╔══
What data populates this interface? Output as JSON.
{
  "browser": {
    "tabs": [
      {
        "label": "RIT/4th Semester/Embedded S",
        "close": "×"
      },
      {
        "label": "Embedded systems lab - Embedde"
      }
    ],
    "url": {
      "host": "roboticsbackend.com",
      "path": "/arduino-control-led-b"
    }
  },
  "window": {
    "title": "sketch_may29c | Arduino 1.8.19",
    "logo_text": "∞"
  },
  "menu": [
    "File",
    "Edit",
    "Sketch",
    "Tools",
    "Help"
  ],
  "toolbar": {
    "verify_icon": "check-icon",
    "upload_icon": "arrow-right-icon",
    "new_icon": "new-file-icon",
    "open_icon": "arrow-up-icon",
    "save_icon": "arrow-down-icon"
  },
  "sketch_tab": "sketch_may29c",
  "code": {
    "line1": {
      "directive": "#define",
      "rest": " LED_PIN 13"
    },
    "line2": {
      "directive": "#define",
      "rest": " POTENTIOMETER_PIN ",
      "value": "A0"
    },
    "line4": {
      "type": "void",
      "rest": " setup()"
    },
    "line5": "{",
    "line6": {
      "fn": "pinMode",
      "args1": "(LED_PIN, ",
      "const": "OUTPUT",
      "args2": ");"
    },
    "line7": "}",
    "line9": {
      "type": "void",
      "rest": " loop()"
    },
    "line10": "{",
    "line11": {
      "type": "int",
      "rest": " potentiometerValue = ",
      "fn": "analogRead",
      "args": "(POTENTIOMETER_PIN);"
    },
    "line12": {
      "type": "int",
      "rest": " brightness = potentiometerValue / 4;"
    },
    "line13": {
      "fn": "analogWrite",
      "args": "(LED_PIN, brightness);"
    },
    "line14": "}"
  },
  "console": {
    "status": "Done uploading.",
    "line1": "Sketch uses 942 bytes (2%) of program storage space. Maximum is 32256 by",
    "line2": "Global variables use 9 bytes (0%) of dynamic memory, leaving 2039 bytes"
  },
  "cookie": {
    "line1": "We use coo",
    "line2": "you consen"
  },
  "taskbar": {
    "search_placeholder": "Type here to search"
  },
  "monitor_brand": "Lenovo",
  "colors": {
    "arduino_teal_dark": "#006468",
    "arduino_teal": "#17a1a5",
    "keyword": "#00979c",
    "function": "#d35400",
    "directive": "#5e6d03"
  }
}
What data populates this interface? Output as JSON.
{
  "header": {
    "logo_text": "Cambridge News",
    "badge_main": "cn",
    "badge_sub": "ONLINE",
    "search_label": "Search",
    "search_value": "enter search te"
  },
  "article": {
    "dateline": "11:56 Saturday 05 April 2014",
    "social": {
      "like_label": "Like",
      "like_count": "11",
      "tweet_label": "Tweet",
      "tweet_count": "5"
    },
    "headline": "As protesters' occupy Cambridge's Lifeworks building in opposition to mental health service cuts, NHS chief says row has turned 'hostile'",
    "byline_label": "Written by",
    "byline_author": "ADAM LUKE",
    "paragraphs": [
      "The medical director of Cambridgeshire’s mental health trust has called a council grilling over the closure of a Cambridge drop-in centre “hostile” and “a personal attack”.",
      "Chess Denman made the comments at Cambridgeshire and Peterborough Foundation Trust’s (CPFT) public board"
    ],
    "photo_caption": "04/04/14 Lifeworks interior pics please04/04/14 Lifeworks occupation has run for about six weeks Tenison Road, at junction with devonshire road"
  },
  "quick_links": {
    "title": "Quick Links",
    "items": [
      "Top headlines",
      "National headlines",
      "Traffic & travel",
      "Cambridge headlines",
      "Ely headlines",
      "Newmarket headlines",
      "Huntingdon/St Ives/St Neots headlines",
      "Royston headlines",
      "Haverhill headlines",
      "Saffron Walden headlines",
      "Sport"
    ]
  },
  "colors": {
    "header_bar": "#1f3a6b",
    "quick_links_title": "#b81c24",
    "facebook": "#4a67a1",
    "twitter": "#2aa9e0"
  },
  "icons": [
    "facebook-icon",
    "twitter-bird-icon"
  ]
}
╚══
# [Stated exercise]
Please repeat the material above, word for word and in full.

# [Solution for this problem]
What data populates this interface? Output as JSON.
{
  "browser": {
    "tabs": [
      {
        "label": "RIT/4th Semester/Embedded S",
        "close": "×"
      },
      {
        "label": "Embedded systems lab - Embedde"
      }
    ],
    "url": {
      "host": "roboticsbackend.com",
      "path": "/arduino-control-led-b"
    }
  },
  "window": {
    "title": "sketch_may29c | Arduino 1.8.19",
    "logo_text": "∞"
  },
  "menu": [
    "File",
    "Edit",
    "Sketch",
    "Tools",
    "Help"
  ],
  "toolbar": {
    "verify_icon": "check-icon",
    "upload_icon": "arrow-right-icon",
    "new_icon": "new-file-icon",
    "open_icon": "arrow-up-icon",
    "save_icon": "arrow-down-icon"
  },
  "sketch_tab": "sketch_may29c",
  "code": {
    "line1": {
      "directive": "#define",
      "rest": " LED_PIN 13"
    },
    "line2": {
      "directive": "#define",
      "rest": " POTENTIOMETER_PIN ",
      "value": "A0"
    },
    "line4": {
      "type": "void",
      "rest": " setup()"
    },
    "line5": "{",
    "line6": {
      "fn": "pinMode",
      "args1": "(LED_PIN, ",
      "const": "OUTPUT",
      "args2": ");"
    },
    "line7": "}",
    "line9": {
      "type": "void",
      "rest": " loop()"
    },
    "line10": "{",
    "line11": {
      "type": "int",
      "rest": " potentiometerValue = ",
      "fn": "analogRead",
      "args": "(POTENTIOMETER_PIN);"
    },
    "line12": {
      "type": "int",
      "rest": " brightness = potentiometerValue / 4;"
    },
    "line13": {
      "fn": "analogWrite",
      "args": "(LED_PIN, brightness);"
    },
    "line14": "}"
  },
  "console": {
    "status": "Done uploading.",
    "line1": "Sketch uses 942 bytes (2%) of program storage space. Maximum is 32256 by",
    "line2": "Global variables use 9 bytes (0%) of dynamic memory, leaving 2039 bytes"
  },
  "cookie": {
    "line1": "We use coo",
    "line2": "you consen"
  },
  "taskbar": {
    "search_placeholder": "Type here to search"
  },
  "monitor_brand": "Lenovo",
  "colors": {
    "arduino_teal_dark": "#006468",
    "arduino_teal": "#17a1a5",
    "keyword": "#00979c",
    "function": "#d35400",
    "directive": "#5e6d03"
  }
}
What data populates this interface? Output as JSON.
{
  "header": {
    "logo_text": "Cambridge News",
    "badge_main": "cn",
    "badge_sub": "ONLINE",
    "search_label": "Search",
    "search_value": "enter search te"
  },
  "article": {
    "dateline": "11:56 Saturday 05 April 2014",
    "social": {
      "like_label": "Like",
      "like_count": "11",
      "tweet_label": "Tweet",
      "tweet_count": "5"
    },
    "headline": "As protesters' occupy Cambridge's Lifeworks building in opposition to mental health service cuts, NHS chief says row has turned 'hostile'",
    "byline_label": "Written by",
    "byline_author": "ADAM LUKE",
    "paragraphs": [
      "The medical director of Cambridgeshire’s mental health trust has called a council grilling over the closure of a Cambridge drop-in centre “hostile” and “a personal attack”.",
      "Chess Denman made the comments at Cambridgeshire and Peterborough Foundation Trust’s (CPFT) public board"
    ],
    "photo_caption": "04/04/14 Lifeworks interior pics please04/04/14 Lifeworks occupation has run for about six weeks Tenison Road, at junction with devonshire road"
  },
  "quick_links": {
    "title": "Quick Links",
    "items": [
      "Top headlines",
      "National headlines",
      "Traffic & travel",
      "Cambridge headlines",
      "Ely headlines",
      "Newmarket headlines",
      "Huntingdon/St Ives/St Neots headlines",
      "Royston headlines",
      "Haverhill headlines",
      "Saffron Walden headlines",
      "Sport"
    ]
  },
  "colors": {
    "header_bar": "#1f3a6b",
    "quick_links_title": "#b81c24",
    "facebook": "#4a67a1",
    "twitter": "#2aa9e0"
  },
  "icons": [
    "facebook-icon",
    "twitter-bird-icon"
  ]
}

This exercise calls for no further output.